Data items
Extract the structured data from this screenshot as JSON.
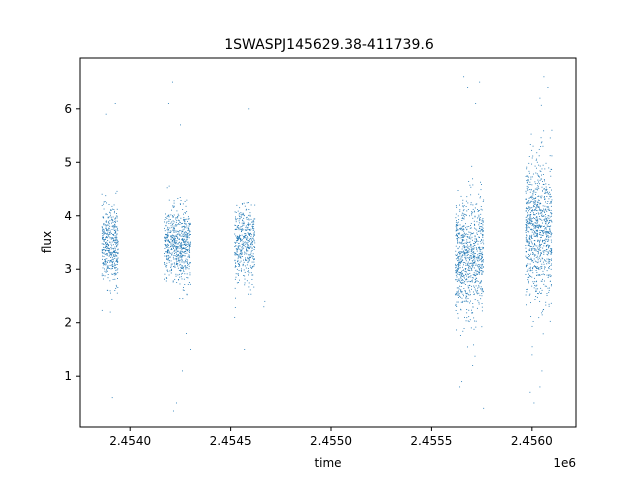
{
  "chart_data": {
    "type": "scatter",
    "title": "1SWASPJ145629.38-411739.6",
    "xlabel": "time",
    "ylabel": "flux",
    "x_offset_label": "1e6",
    "x_tick_labels": [
      "2.4540",
      "2.4545",
      "2.4550",
      "2.4555",
      "2.4560"
    ],
    "x_ticks": [
      2454000,
      2454500,
      2455000,
      2455500,
      2456000
    ],
    "y_ticks": [
      1,
      2,
      3,
      4,
      5,
      6
    ],
    "y_tick_labels": [
      "1",
      "2",
      "3",
      "4",
      "5",
      "6"
    ],
    "xlim": [
      2453750,
      2456220
    ],
    "ylim": [
      0.05,
      6.95
    ],
    "grid": false,
    "marker_color": "#1f77b4",
    "series": [
      {
        "clusters": [
          {
            "x_range": [
              2453860,
              2453940
            ],
            "mean_flux": 3.45,
            "spread": 0.35,
            "points": 420
          },
          {
            "x_range": [
              2454170,
              2454300
            ],
            "mean_flux": 3.45,
            "spread": 0.35,
            "points": 620
          },
          {
            "x_range": [
              2454520,
              2454620
            ],
            "mean_flux": 3.45,
            "spread": 0.35,
            "points": 420
          },
          {
            "x_range": [
              2455620,
              2455760
            ],
            "mean_flux": 3.2,
            "spread": 0.55,
            "points": 820
          },
          {
            "x_range": [
              2455970,
              2456100
            ],
            "mean_flux": 3.75,
            "spread": 0.65,
            "points": 880
          }
        ],
        "outliers": [
          [
            2453880,
            5.9
          ],
          [
            2453925,
            6.1
          ],
          [
            2453910,
            0.6
          ],
          [
            2453900,
            2.2
          ],
          [
            2454190,
            6.1
          ],
          [
            2454210,
            6.5
          ],
          [
            2454250,
            5.7
          ],
          [
            2454230,
            0.5
          ],
          [
            2454215,
            0.35
          ],
          [
            2454260,
            1.1
          ],
          [
            2454300,
            1.5
          ],
          [
            2454280,
            1.8
          ],
          [
            2454590,
            6.0
          ],
          [
            2454570,
            1.5
          ],
          [
            2454520,
            2.1
          ],
          [
            2454665,
            2.3
          ],
          [
            2454670,
            2.4
          ],
          [
            2455660,
            6.6
          ],
          [
            2455680,
            6.4
          ],
          [
            2455740,
            6.5
          ],
          [
            2455720,
            6.1
          ],
          [
            2455640,
            0.8
          ],
          [
            2455650,
            0.9
          ],
          [
            2455705,
            1.2
          ],
          [
            2455760,
            0.4
          ],
          [
            2456060,
            6.6
          ],
          [
            2456080,
            6.4
          ],
          [
            2456040,
            6.2
          ],
          [
            2456010,
            0.5
          ],
          [
            2456040,
            0.8
          ],
          [
            2456050,
            1.1
          ],
          [
            2456000,
            1.4
          ],
          [
            2456100,
            5.6
          ],
          [
            2455990,
            0.7
          ]
        ]
      }
    ]
  }
}
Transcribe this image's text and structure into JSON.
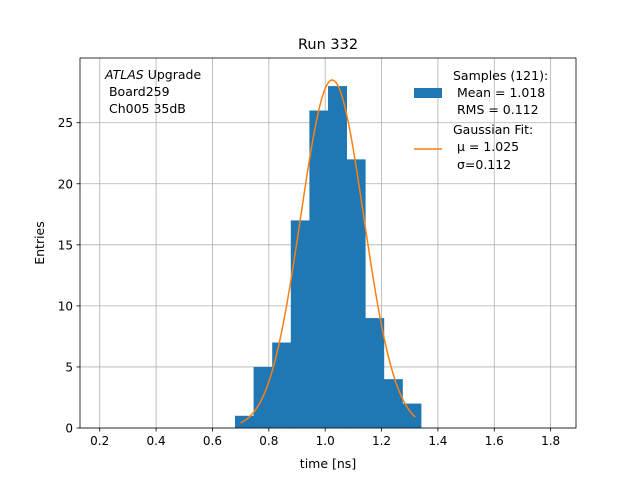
{
  "chart_data": {
    "type": "bar",
    "title": "Run 332",
    "xlabel": "time [ns]",
    "ylabel": "Entries",
    "xlim": [
      0.13,
      1.89
    ],
    "ylim": [
      0,
      30.3
    ],
    "xticks": [
      0.2,
      0.4,
      0.6,
      0.8,
      1.0,
      1.2,
      1.4,
      1.6,
      1.8
    ],
    "xtick_labels": [
      "0.2",
      "0.4",
      "0.6",
      "0.8",
      "1.0",
      "1.2",
      "1.4",
      "1.6",
      "1.8"
    ],
    "yticks": [
      0,
      5,
      10,
      15,
      20,
      25
    ],
    "ytick_labels": [
      "0",
      "5",
      "10",
      "15",
      "20",
      "25"
    ],
    "grid": true,
    "histogram": {
      "name": "Samples (121):",
      "color": "#1f77b4",
      "bin_edges": [
        0.68,
        0.746,
        0.812,
        0.878,
        0.944,
        1.01,
        1.076,
        1.142,
        1.208,
        1.274,
        1.34
      ],
      "counts": [
        1,
        5,
        7,
        17,
        26,
        28,
        22,
        9,
        4,
        2
      ]
    },
    "fit": {
      "name": "Gaussian Fit:",
      "color": "#ff7f0e",
      "amplitude": 28.5,
      "mu": 1.025,
      "sigma": 0.112,
      "x_range": [
        0.7,
        1.32
      ]
    },
    "annotation": {
      "italic": "ATLAS",
      "rest": " Upgrade",
      "line2": " Board259",
      "line3": " Ch005 35dB"
    },
    "legend": {
      "placement": "top-right",
      "hist_title": "Samples (121):",
      "hist_mean": " Mean = 1.018",
      "hist_rms": " RMS = 0.112",
      "fit_title": "Gaussian Fit:",
      "fit_mu": " μ = 1.025",
      "fit_sigma": " σ=0.112"
    }
  }
}
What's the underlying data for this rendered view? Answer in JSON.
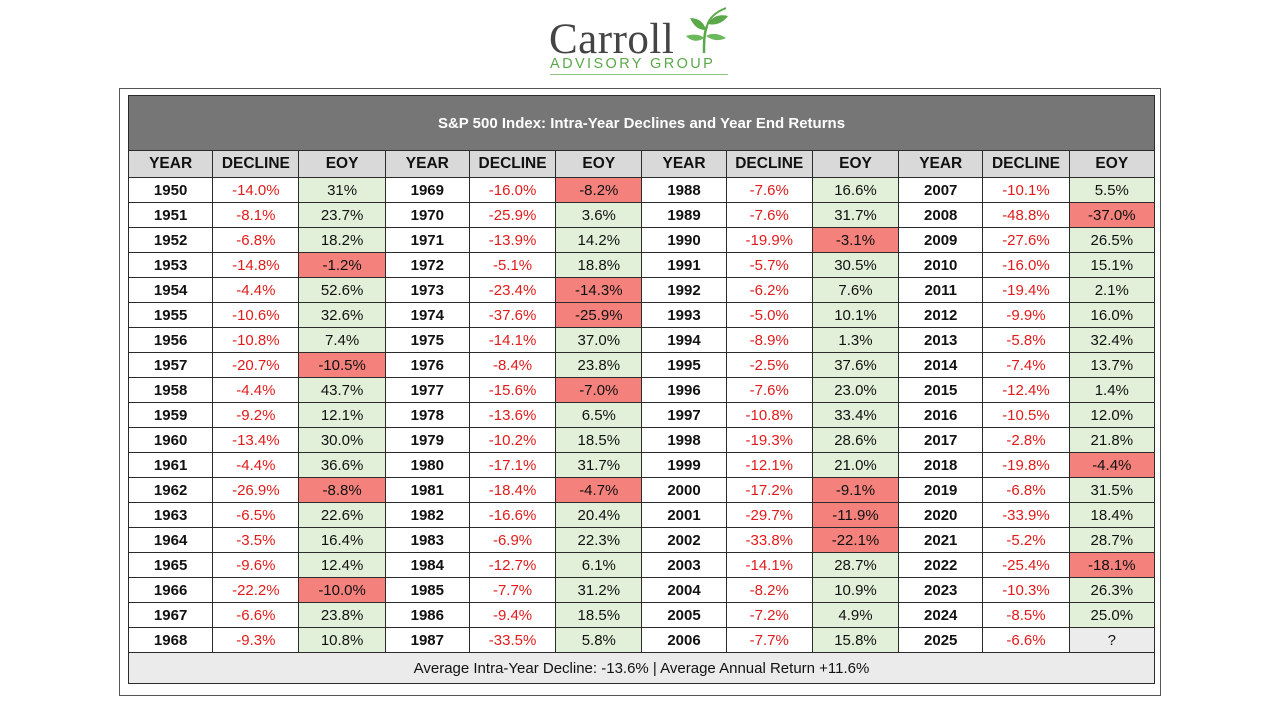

Task brief: Omit every image. Quote each record exactly.

Task output:
Extract the structured data from this screenshot as JSON.
{
  "chart_data": {
    "type": "scatter",
    "title": "1SWASPJ145629.38-411739.6",
    "xlabel": "time",
    "ylabel": "flux",
    "x_offset_label": "1e6",
    "x_tick_labels": [
      "2.4540",
      "2.4545",
      "2.4550",
      "2.4555",
      "2.4560"
    ],
    "x_ticks": [
      2454000,
      2454500,
      2455000,
      2455500,
      2456000
    ],
    "y_ticks": [
      1,
      2,
      3,
      4,
      5,
      6
    ],
    "y_tick_labels": [
      "1",
      "2",
      "3",
      "4",
      "5",
      "6"
    ],
    "xlim": [
      2453750,
      2456220
    ],
    "ylim": [
      0.05,
      6.95
    ],
    "grid": false,
    "marker_color": "#1f77b4",
    "series": [
      {
        "clusters": [
          {
            "x_range": [
              2453860,
              2453940
            ],
            "mean_flux": 3.45,
            "spread": 0.35,
            "points": 420
          },
          {
            "x_range": [
              2454170,
              2454300
            ],
            "mean_flux": 3.45,
            "spread": 0.35,
            "points": 620
          },
          {
            "x_range": [
              2454520,
              2454620
            ],
            "mean_flux": 3.45,
            "spread": 0.35,
            "points": 420
          },
          {
            "x_range": [
              2455620,
              2455760
            ],
            "mean_flux": 3.2,
            "spread": 0.55,
            "points": 820
          },
          {
            "x_range": [
              2455970,
              2456100
            ],
            "mean_flux": 3.75,
            "spread": 0.65,
            "points": 880
          }
        ],
        "outliers": [
          [
            2453880,
            5.9
          ],
          [
            2453925,
            6.1
          ],
          [
            2453910,
            0.6
          ],
          [
            2453900,
            2.2
          ],
          [
            2454190,
            6.1
          ],
          [
            2454210,
            6.5
          ],
          [
            2454250,
            5.7
          ],
          [
            2454230,
            0.5
          ],
          [
            2454215,
            0.35
          ],
          [
            2454260,
            1.1
          ],
          [
            2454300,
            1.5
          ],
          [
            2454280,
            1.8
          ],
          [
            2454590,
            6.0
          ],
          [
            2454570,
            1.5
          ],
          [
            2454520,
            2.1
          ],
          [
            2454665,
            2.3
          ],
          [
            2454670,
            2.4
          ],
          [
            2455660,
            6.6
          ],
          [
            2455680,
            6.4
          ],
          [
            2455740,
            6.5
          ],
          [
            2455720,
            6.1
          ],
          [
            2455640,
            0.8
          ],
          [
            2455650,
            0.9
          ],
          [
            2455705,
            1.2
          ],
          [
            2455760,
            0.4
          ],
          [
            2456060,
            6.6
          ],
          [
            2456080,
            6.4
          ],
          [
            2456040,
            6.2
          ],
          [
            2456010,
            0.5
          ],
          [
            2456040,
            0.8
          ],
          [
            2456050,
            1.1
          ],
          [
            2456000,
            1.4
          ],
          [
            2456100,
            5.6
          ],
          [
            2455990,
            0.7
          ]
        ]
      }
    ]
  }
}
Transcribe this image's text and structure into JSON.
{
  "chart_data": {
    "type": "bar",
    "title": "Run 332",
    "xlabel": "time [ns]",
    "ylabel": "Entries",
    "xlim": [
      0.13,
      1.89
    ],
    "ylim": [
      0,
      30.3
    ],
    "xticks": [
      0.2,
      0.4,
      0.6,
      0.8,
      1.0,
      1.2,
      1.4,
      1.6,
      1.8
    ],
    "xtick_labels": [
      "0.2",
      "0.4",
      "0.6",
      "0.8",
      "1.0",
      "1.2",
      "1.4",
      "1.6",
      "1.8"
    ],
    "yticks": [
      0,
      5,
      10,
      15,
      20,
      25
    ],
    "ytick_labels": [
      "0",
      "5",
      "10",
      "15",
      "20",
      "25"
    ],
    "grid": true,
    "histogram": {
      "name": "Samples (121):",
      "color": "#1f77b4",
      "bin_edges": [
        0.68,
        0.746,
        0.812,
        0.878,
        0.944,
        1.01,
        1.076,
        1.142,
        1.208,
        1.274,
        1.34
      ],
      "counts": [
        1,
        5,
        7,
        17,
        26,
        28,
        22,
        9,
        4,
        2
      ]
    },
    "fit": {
      "name": "Gaussian Fit:",
      "color": "#ff7f0e",
      "amplitude": 28.5,
      "mu": 1.025,
      "sigma": 0.112,
      "x_range": [
        0.7,
        1.32
      ]
    },
    "annotation": {
      "italic": "ATLAS",
      "rest": " Upgrade",
      "line2": " Board259",
      "line3": " Ch005 35dB"
    },
    "legend": {
      "placement": "top-right",
      "hist_title": "Samples (121):",
      "hist_mean": " Mean = 1.018",
      "hist_rms": " RMS = 0.112",
      "fit_title": "Gaussian Fit:",
      "fit_mu": " μ = 1.025",
      "fit_sigma": " σ=0.112"
    }
  }
}
What's the underlying data for this rendered view? Answer in JSON.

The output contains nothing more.